• WHAT YOU WILL DO
Repeat the records exactly. Every line must match.

• THE RECORDS
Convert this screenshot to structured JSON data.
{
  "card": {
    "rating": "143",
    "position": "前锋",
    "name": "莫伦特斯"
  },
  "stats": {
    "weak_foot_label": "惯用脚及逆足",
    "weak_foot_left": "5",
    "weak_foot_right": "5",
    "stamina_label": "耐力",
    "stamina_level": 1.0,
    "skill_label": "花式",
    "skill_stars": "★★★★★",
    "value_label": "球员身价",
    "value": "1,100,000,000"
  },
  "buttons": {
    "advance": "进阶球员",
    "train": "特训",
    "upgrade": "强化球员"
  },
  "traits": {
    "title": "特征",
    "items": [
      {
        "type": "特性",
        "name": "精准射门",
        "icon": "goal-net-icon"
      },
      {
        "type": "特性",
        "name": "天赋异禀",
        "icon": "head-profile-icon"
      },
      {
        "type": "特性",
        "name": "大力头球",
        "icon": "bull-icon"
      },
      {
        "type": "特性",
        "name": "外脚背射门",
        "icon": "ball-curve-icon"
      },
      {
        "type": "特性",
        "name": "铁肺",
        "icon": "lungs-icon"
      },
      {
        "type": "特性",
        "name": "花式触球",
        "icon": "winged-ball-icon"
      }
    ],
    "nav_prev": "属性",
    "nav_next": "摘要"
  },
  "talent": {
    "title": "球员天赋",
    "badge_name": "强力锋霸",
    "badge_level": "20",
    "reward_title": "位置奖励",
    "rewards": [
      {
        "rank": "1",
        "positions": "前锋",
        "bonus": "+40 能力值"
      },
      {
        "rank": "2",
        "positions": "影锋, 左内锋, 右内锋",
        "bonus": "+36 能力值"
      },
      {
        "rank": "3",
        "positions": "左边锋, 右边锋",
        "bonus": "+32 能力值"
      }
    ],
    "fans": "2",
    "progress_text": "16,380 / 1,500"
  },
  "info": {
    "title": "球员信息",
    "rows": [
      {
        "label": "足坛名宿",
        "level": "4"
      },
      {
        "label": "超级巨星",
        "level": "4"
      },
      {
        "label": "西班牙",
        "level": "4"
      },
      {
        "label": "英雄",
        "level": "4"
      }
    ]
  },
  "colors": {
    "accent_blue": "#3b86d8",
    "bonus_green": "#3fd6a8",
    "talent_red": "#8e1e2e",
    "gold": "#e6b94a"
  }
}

• FINISHED EXERCISE
Convert this screenshot to structured JSON data.
{
  "card": {
    "rating": "143",
    "position": "前锋",
    "name": "莫伦特斯"
  },
  "stats": {
    "weak_foot_label": "惯用脚及逆足",
    "weak_foot_left": "5",
    "weak_foot_right": "5",
    "stamina_label": "耐力",
    "stamina_level": 1.0,
    "skill_label": "花式",
    "skill_stars": "★★★★★",
    "value_label": "球员身价",
    "value": "1,100,000,000"
  },
  "buttons": {
    "advance": "进阶球员",
    "train": "特训",
    "upgrade": "强化球员"
  },
  "traits": {
    "title": "特征",
    "items": [
      {
        "type": "特性",
        "name": "精准射门",
        "icon": "goal-net-icon"
      },
      {
        "type": "特性",
        "name": "天赋异禀",
        "icon": "head-profile-icon"
      },
      {
        "type": "特性",
        "name": "大力头球",
        "icon": "bull-icon"
      },
      {
        "type": "特性",
        "name": "外脚背射门",
        "icon": "ball-curve-icon"
      },
      {
        "type": "特性",
        "name": "铁肺",
        "icon": "lungs-icon"
      },
      {
        "type": "特性",
        "name": "花式触球",
        "icon": "winged-ball-icon"
      }
    ],
    "nav_prev": "属性",
    "nav_next": "摘要"
  },
  "talent": {
    "title": "球员天赋",
    "badge_name": "强力锋霸",
    "badge_level": "20",
    "reward_title": "位置奖励",
    "rewards": [
      {
        "rank": "1",
        "positions": "前锋",
        "bonus": "+40 能力值"
      },
      {
        "rank": "2",
        "positions": "影锋, 左内锋, 右内锋",
        "bonus": "+36 能力值"
      },
      {
        "rank": "3",
        "positions": "左边锋, 右边锋",
        "bonus": "+32 能力值"
      }
    ],
    "fans": "2",
    "progress_text": "16,380 / 1,500"
  },
  "info": {
    "title": "球员信息",
    "rows": [
      {
        "label": "足坛名宿",
        "level": "4"
      },
      {
        "label": "超级巨星",
        "level": "4"
      },
      {
        "label": "西班牙",
        "level": "4"
      },
      {
        "label": "英雄",
        "level": "4"
      }
    ]
  },
  "colors": {
    "accent_blue": "#3b86d8",
    "bonus_green": "#3fd6a8",
    "talent_red": "#8e1e2e",
    "gold": "#e6b94a"
  }
}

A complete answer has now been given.